━━━ PROVIDED MATERIAL ━━━

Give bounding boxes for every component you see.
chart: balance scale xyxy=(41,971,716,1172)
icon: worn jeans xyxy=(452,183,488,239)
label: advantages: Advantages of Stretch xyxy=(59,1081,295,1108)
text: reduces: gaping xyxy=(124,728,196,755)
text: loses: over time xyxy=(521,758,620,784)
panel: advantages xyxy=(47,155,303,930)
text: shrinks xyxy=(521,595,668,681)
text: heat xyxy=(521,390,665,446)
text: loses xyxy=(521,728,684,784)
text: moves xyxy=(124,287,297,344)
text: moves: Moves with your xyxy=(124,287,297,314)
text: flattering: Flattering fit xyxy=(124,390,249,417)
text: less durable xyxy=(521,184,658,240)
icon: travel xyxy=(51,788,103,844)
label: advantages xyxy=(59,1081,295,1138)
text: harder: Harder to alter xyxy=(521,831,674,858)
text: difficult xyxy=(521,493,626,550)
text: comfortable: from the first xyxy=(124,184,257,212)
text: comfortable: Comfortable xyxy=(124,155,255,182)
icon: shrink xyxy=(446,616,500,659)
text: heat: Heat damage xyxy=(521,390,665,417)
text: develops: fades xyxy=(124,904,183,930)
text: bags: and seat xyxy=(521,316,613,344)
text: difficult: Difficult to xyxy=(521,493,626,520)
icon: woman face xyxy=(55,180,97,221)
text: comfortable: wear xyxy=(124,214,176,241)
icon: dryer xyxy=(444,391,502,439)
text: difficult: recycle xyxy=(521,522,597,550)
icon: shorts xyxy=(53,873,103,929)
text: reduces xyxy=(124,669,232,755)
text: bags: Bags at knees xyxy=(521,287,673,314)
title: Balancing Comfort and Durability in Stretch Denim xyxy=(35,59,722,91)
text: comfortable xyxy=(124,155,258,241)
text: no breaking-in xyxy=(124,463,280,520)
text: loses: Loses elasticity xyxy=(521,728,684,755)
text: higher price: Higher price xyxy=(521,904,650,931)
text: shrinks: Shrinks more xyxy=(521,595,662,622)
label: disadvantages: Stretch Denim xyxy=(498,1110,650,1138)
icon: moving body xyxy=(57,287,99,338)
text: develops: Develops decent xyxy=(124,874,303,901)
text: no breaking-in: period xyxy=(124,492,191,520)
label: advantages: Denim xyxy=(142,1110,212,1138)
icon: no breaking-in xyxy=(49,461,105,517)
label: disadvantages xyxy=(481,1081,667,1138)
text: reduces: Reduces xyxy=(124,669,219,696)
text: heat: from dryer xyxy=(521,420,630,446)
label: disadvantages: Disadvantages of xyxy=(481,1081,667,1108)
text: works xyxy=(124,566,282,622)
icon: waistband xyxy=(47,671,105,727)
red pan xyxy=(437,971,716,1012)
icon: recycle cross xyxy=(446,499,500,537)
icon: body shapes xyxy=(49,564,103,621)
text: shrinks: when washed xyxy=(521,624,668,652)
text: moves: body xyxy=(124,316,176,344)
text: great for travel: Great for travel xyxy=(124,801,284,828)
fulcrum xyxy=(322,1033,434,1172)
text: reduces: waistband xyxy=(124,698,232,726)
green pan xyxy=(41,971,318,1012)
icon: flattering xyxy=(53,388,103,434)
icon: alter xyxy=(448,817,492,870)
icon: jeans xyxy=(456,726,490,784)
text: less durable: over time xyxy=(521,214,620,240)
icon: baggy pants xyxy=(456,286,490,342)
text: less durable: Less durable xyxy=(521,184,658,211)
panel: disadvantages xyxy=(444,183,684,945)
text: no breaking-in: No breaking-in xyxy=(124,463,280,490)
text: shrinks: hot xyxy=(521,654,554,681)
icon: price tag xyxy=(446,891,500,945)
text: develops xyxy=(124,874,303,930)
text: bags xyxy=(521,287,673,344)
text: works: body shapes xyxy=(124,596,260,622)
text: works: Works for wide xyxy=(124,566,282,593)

━━━

* WHAT IS ASKED *
Convert all of the rows above into a Markdown table with two columns: n for each row's number and Line for the row itself. Leave out any blank lines.

* SOLUTION TO THIS TASK *
| n | Line |
|---|---|
| 1 | Give bounding boxes for every component you see. |
| 2 | chart: balance scale xyxy=(41,971,716,1172) |
| 3 | icon: worn jeans xyxy=(452,183,488,239) |
| 4 | label: advantages: Advantages of Stretch xyxy=(59,1081,295,1108) |
| 5 | text: reduces: gaping xyxy=(124,728,196,755) |
| 6 | text: loses: over time xyxy=(521,758,620,784) |
| 7 | panel: advantages xyxy=(47,155,303,930) |
| 8 | text: shrinks xyxy=(521,595,668,681) |
| 9 | text: heat xyxy=(521,390,665,446) |
| 10 | text: loses xyxy=(521,728,684,784) |
| 11 | text: moves xyxy=(124,287,297,344) |
| 12 | text: moves: Moves with your xyxy=(124,287,297,314) |
| 13 | text: flattering: Flattering fit xyxy=(124,390,249,417) |
| 14 | text: less durable xyxy=(521,184,658,240) |
| 15 | icon: travel xyxy=(51,788,103,844) |
| 16 | label: advantages xyxy=(59,1081,295,1138) |
| 17 | text: harder: Harder to alter xyxy=(521,831,674,858) |
| 18 | text: difficult xyxy=(521,493,626,550) |
| 19 | text: comfortable: from the first xyxy=(124,184,257,212) |
| 20 | text: comfortable: Comfortable xyxy=(124,155,255,182) |
| 21 | icon: shrink xyxy=(446,616,500,659) |
| 22 | text: heat: Heat damage xyxy=(521,390,665,417) |
| 23 | text: develops: fades xyxy=(124,904,183,930) |
| 24 | text: bags: and seat xyxy=(521,316,613,344) |
| 25 | text: difficult: Difficult to xyxy=(521,493,626,520) |
| 26 | icon: woman face xyxy=(55,180,97,221) |
| 27 | text: comfortable: wear xyxy=(124,214,176,241) |
| 28 | icon: dryer xyxy=(444,391,502,439) |
| 29 | text: difficult: recycle xyxy=(521,522,597,550) |
| 30 | icon: shorts xyxy=(53,873,103,929) |
| 31 | text: reduces xyxy=(124,669,232,755) |
| 32 | text: bags: Bags at knees xyxy=(521,287,673,314) |
| 33 | title: Balancing Comfort and Durability in Stretch Denim xyxy=(35,59,722,91) |
| 34 | text: comfortable xyxy=(124,155,258,241) |
| 35 | text: no breaking-in xyxy=(124,463,280,520) |
| 36 | text: loses: Loses elasticity xyxy=(521,728,684,755) |
| 37 | text: higher price: Higher price xyxy=(521,904,650,931) |
| 38 | text: shrinks: Shrinks more xyxy=(521,595,662,622) |
| 39 | label: disadvantages: Stretch Denim xyxy=(498,1110,650,1138) |
| 40 | icon: moving body xyxy=(57,287,99,338) |
| 41 | text: develops: Develops decent xyxy=(124,874,303,901) |
| 42 | text: no breaking-in: period xyxy=(124,492,191,520) |
| 43 | label: advantages: Denim xyxy=(142,1110,212,1138) |
| 44 | icon: no breaking-in xyxy=(49,461,105,517) |
| 45 | label: disadvantages xyxy=(481,1081,667,1138) |
| 46 | text: reduces: Reduces xyxy=(124,669,219,696) |
| 47 | text: heat: from dryer xyxy=(521,420,630,446) |
| 48 | label: disadvantages: Disadvantages of xyxy=(481,1081,667,1108) |
| 49 | text: works xyxy=(124,566,282,622) |
| 50 | icon: waistband xyxy=(47,671,105,727) |
| 51 | red pan xyxy=(437,971,716,1012) |
| 52 | icon: recycle cross xyxy=(446,499,500,537) |
| 53 | icon: body shapes xyxy=(49,564,103,621) |
| 54 | text: shrinks: when washed xyxy=(521,624,668,652) |
| 55 | text: moves: body xyxy=(124,316,176,344) |
| 56 | text: great for travel: Great for travel xyxy=(124,801,284,828) |
| 57 | fulcrum xyxy=(322,1033,434,1172) |
| 58 | text: reduces: waistband xyxy=(124,698,232,726) |
| 59 | green pan xyxy=(41,971,318,1012) |
| 60 | icon: flattering xyxy=(53,388,103,434) |
| 61 | icon: alter xyxy=(448,817,492,870) |
| 62 | icon: jeans xyxy=(456,726,490,784) |
| 63 | text: less durable: over time xyxy=(521,214,620,240) |
| 64 | icon: baggy pants xyxy=(456,286,490,342) |
| 65 | text: less durable: Less durable xyxy=(521,184,658,211) |
| 66 | panel: disadvantages xyxy=(444,183,684,945) |
| 67 | text: no breaking-in: No breaking-in xyxy=(124,463,280,490) |
| 68 | text: shrinks: hot xyxy=(521,654,554,681) |
| 69 | icon: price tag xyxy=(446,891,500,945) |
| 70 | text: develops xyxy=(124,874,303,930) |
| 71 | text: bags xyxy=(521,287,673,344) |
| 72 | text: works: body shapes xyxy=(124,596,260,622) |
| 73 | text: works: Works for wide xyxy=(124,566,282,593) |